(Exercise passage Opens)
In the past 100 years, the human race has suffered through many different ailments and diseases ranging from smallpox to measles. We have overcome many of these outbreaks with various antibiotics and vaccines in the past, but various infectious diseases have made a large comeback in the past few years, such as including measles, mumps, and cholera. Although the number of cases of measles has been on the decline, this year’s peak amount of cases reached a high of 342. It seems as though the pains of the past are coming back to strike humankind. You may be wondering, ‘If we have defeated these illnesses in the past, why are outbreaks happening now?’ The causes of these epidemics, although unique and complex, can be attributed to a few major concepts.
Drawing attention to ongoing protests regularly broadcasted in the news outbreaks this past year can be attributed to vaccine refusals. Although many people continue to receive vaccines, there is a significant group of individuals that choose to delay or abstain from being vaccinated. This in part explains the development of outbreaks of measles, due to the fact that it is usually one of the first illnesses to affect unvaccinated individuals. Abstaining from vaccination is a factor as to why some of these ailments are on the rise, but it doesn’t account for all of the resurgences. Mumps and pertussis have had increases in cases world-wide, even with many of the victims being at minimum partially vaccinated. This is due to vaccines having declining immunity over their diseases. The antibodies that were created to protect us from these immunities after given vaccines have ‘forgotten’ how to defend the body from that antigen. A prominent example of recent failing immunity was with a rise in vaccine-preventable mumps outbreak in Scotland in 2015. 67% of those who contracted mumps were completely vaccinated and most of these cases occurred in older adolescents and young adults rather than young children, an odd occurrence. Outbreaks like this have led to the rise of booster vaccines, which promote the continuation of the body’s production of antigens for these traditionally easily vaccinated viruses.
(Exercise passage Closes)
◆ List of tasks:
A. In the passage on resurging infectious diseases, what share of the people who caught mumps in Scotland in 2015 were completely vaccinated?
B. Extend the passage on resurging infectious diseases, picking up after its last sentence.
(Entries provided Opens)
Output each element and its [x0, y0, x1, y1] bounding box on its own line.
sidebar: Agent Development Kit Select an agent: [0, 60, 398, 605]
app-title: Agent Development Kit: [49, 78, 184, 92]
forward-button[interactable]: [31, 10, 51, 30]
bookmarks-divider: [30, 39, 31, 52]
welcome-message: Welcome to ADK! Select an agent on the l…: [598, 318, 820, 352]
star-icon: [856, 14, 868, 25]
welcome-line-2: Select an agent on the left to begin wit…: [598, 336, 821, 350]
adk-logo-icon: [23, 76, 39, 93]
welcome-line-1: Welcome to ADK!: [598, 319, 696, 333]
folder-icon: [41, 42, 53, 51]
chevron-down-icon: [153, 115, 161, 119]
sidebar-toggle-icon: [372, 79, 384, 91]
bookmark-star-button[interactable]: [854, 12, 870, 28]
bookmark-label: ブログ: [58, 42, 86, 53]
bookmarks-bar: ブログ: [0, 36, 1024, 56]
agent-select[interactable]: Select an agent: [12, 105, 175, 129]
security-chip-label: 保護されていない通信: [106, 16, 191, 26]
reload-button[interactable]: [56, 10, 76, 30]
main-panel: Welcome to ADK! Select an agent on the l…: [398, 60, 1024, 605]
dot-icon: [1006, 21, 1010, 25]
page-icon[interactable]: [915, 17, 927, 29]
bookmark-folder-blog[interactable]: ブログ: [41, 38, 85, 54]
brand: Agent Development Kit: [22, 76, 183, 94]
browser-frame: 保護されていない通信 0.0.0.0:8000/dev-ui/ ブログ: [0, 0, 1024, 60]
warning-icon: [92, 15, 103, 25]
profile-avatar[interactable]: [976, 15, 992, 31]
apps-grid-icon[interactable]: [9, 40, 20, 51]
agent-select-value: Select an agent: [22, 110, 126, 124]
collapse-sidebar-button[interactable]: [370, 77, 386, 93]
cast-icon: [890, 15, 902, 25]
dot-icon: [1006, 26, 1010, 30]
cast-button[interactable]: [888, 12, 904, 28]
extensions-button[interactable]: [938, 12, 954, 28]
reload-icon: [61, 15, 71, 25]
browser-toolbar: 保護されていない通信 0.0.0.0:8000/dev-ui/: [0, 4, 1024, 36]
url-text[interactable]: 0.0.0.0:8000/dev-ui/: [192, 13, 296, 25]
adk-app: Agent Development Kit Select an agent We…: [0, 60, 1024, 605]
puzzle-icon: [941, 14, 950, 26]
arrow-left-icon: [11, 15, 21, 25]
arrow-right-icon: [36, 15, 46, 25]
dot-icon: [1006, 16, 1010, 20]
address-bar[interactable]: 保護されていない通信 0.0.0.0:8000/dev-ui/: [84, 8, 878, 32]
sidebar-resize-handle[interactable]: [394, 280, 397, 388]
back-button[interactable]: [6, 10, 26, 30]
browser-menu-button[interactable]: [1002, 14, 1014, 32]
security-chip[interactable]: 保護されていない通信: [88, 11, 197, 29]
(Entries provided Closes)
◆ Responses to the exercise:
A. 67% of them were completely vaccinated.

B.
Another global phenomenon that has been an active part of 2019 news has been controversies surrounding climate change. The acts to fight against climate change may not just be important for saving the planet, but also for protecting the human race as well. Since the planet is undergoing extreme temperature changes, there is a variety of adverse outcomes including extreme weather conditions and shifts in global interactions. An example of this is through high rain falls. With a large amount of rain, sewer systems can become overworked, causing water contamination and leading to outbreaks of various diseases such as cholera. Increased warmer temperature can also be prime conditions for mosquito populations to grow both in size and creeping up closer to the earth’s poles. This causes diseases such as malaria to spread across populations as they transport through vectors like mosquitoes.
These aspects outline just a few of the factors that have recently contributed to the rise in outbreaks worldwide but there are various other reasons that exist. Science and medicine are continually working to adapt to these changes in our environment. Even though many of these outbreaks and diseases continue to reappear, our success in conquering other diseases is an incredible feat that would be a shame to overlook.